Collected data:
※

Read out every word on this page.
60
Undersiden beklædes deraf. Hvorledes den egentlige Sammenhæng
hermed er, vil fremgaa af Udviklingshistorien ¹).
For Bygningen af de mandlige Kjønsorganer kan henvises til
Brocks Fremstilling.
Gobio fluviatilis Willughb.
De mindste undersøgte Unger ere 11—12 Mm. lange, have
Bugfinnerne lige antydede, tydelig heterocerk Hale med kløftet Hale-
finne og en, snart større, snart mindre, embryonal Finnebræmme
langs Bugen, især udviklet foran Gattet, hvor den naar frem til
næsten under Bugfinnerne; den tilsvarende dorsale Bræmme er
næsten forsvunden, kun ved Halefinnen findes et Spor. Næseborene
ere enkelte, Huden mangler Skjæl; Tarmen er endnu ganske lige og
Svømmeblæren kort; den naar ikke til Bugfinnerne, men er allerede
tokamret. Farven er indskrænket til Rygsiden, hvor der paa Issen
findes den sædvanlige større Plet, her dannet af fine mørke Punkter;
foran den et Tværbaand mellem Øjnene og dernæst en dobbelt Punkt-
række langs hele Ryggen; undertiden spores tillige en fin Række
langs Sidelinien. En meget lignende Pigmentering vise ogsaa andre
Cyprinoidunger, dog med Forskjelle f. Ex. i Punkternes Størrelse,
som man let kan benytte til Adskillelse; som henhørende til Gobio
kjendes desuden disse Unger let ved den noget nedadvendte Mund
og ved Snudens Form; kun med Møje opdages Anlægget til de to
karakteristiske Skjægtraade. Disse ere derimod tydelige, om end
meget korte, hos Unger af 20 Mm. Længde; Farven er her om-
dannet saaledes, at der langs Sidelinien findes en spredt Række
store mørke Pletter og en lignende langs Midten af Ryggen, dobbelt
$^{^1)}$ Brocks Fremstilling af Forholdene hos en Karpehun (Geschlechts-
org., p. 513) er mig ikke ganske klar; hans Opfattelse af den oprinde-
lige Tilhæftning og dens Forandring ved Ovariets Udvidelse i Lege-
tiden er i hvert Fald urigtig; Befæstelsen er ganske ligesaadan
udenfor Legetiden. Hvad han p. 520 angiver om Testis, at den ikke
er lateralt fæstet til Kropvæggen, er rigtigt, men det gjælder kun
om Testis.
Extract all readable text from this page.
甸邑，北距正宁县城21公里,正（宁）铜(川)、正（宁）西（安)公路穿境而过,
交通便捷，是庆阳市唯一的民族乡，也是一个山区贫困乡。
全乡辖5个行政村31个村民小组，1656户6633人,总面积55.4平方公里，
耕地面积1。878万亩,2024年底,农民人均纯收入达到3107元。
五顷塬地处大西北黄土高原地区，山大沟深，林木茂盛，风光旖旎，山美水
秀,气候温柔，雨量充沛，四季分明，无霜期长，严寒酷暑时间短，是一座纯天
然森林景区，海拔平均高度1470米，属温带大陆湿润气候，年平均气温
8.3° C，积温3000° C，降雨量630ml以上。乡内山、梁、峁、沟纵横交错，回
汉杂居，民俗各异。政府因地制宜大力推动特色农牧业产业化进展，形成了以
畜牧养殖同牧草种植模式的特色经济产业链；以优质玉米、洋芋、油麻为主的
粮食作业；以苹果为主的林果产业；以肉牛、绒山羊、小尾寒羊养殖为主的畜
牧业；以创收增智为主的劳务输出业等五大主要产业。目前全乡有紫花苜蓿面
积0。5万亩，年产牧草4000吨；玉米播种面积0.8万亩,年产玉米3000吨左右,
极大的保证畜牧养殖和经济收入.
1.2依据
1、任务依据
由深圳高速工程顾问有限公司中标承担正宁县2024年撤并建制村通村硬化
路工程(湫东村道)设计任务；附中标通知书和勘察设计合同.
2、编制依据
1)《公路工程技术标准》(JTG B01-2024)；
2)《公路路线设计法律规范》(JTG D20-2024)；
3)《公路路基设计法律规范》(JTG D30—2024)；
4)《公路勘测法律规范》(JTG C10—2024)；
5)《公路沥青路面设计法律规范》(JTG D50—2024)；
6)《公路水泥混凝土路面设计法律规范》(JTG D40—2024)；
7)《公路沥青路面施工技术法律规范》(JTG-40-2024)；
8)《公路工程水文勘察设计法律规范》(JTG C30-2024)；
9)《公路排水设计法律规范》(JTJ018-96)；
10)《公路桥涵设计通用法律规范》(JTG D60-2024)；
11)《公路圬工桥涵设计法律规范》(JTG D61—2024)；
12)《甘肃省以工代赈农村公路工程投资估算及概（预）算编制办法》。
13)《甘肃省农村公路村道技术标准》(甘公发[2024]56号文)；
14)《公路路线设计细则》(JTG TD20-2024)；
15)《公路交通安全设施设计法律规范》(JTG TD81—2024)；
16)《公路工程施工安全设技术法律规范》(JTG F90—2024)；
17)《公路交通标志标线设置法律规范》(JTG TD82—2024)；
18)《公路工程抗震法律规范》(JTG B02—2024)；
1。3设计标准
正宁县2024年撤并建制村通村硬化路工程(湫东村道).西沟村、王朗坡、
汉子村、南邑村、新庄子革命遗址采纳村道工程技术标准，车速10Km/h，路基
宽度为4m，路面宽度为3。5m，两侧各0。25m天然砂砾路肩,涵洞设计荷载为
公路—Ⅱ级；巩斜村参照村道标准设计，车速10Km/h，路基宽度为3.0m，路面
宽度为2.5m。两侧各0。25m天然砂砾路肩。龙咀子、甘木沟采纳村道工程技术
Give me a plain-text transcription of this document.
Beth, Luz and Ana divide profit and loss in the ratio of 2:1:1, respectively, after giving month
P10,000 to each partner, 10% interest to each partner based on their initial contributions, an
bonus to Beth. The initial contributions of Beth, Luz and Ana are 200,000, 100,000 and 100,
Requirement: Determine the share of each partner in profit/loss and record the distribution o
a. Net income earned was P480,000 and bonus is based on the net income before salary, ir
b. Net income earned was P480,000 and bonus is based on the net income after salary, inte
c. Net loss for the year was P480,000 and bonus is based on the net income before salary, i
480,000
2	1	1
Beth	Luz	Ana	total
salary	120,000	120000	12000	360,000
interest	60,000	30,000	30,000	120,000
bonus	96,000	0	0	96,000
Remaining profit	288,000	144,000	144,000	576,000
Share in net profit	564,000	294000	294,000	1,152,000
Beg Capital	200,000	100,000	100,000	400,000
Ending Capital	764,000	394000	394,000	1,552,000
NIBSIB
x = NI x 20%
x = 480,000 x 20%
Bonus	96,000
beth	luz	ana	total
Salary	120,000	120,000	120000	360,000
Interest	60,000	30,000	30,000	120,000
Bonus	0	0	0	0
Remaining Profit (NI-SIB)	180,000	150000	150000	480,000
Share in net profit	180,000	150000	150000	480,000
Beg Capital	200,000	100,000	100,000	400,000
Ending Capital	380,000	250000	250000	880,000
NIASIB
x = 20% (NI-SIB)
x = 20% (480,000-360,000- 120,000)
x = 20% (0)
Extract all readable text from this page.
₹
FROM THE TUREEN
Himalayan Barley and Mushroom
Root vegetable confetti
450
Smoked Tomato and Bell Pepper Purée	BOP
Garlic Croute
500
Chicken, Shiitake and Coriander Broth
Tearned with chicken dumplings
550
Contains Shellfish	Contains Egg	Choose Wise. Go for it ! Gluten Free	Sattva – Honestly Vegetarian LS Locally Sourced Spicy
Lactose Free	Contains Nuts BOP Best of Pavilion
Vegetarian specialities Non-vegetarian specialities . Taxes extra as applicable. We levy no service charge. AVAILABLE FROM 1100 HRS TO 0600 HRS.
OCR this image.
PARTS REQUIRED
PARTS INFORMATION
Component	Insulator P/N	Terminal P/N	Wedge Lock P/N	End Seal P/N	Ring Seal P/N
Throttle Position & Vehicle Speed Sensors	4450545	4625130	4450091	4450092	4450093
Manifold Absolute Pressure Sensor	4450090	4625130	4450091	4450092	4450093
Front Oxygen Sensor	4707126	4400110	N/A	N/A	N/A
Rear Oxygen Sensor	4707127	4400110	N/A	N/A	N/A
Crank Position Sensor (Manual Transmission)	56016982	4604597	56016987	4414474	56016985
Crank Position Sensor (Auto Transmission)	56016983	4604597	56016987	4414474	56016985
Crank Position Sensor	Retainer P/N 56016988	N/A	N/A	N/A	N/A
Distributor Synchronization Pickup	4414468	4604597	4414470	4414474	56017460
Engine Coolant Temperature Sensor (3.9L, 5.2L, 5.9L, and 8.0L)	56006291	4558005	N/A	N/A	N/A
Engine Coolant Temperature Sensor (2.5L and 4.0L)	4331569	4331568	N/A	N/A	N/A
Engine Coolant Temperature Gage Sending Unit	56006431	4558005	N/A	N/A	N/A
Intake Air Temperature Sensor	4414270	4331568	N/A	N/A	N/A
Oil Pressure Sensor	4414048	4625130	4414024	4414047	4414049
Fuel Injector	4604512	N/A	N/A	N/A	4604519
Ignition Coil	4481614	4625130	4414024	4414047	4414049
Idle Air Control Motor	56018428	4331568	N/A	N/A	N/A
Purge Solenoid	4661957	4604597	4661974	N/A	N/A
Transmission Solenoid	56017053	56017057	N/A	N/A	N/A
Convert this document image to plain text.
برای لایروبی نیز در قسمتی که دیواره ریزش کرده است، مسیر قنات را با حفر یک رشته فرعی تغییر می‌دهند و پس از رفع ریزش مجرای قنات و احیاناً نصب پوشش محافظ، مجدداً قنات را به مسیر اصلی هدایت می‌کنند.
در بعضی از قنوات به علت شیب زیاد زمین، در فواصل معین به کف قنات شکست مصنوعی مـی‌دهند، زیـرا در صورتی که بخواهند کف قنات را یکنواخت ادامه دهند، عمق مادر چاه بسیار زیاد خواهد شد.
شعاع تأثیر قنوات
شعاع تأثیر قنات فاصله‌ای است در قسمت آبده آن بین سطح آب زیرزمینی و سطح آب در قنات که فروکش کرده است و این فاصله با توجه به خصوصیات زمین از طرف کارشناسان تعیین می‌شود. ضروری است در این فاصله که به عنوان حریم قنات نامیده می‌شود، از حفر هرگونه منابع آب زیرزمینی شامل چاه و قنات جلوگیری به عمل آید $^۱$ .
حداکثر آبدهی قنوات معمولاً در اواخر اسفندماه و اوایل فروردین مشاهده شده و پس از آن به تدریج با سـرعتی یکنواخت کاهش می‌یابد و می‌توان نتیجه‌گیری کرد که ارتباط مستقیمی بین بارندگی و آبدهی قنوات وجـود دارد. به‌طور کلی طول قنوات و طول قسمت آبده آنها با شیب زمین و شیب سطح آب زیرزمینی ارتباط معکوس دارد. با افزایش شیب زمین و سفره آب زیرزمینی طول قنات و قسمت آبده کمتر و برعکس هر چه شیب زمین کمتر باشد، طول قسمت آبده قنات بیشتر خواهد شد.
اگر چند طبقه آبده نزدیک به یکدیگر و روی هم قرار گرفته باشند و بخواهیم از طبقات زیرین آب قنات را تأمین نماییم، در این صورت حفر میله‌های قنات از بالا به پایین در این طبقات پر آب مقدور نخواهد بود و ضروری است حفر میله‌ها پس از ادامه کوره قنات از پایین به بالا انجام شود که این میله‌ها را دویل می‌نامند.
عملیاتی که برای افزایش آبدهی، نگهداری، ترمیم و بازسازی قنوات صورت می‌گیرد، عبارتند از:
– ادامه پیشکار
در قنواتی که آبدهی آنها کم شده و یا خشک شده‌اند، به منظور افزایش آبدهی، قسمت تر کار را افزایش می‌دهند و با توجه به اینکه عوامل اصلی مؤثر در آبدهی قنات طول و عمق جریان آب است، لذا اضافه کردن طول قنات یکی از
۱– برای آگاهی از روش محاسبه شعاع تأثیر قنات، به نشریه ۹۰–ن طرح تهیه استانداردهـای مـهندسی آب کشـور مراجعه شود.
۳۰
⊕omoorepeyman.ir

※

* _Your instructions_: From the listing above, pick out every line containing "dannet".

* _Exercise result_:
findes den sædvanlige større Plet, her dannet af fine mørke Punkter;
dannet saaledes, at der langs Sidelinien findes en spredt Række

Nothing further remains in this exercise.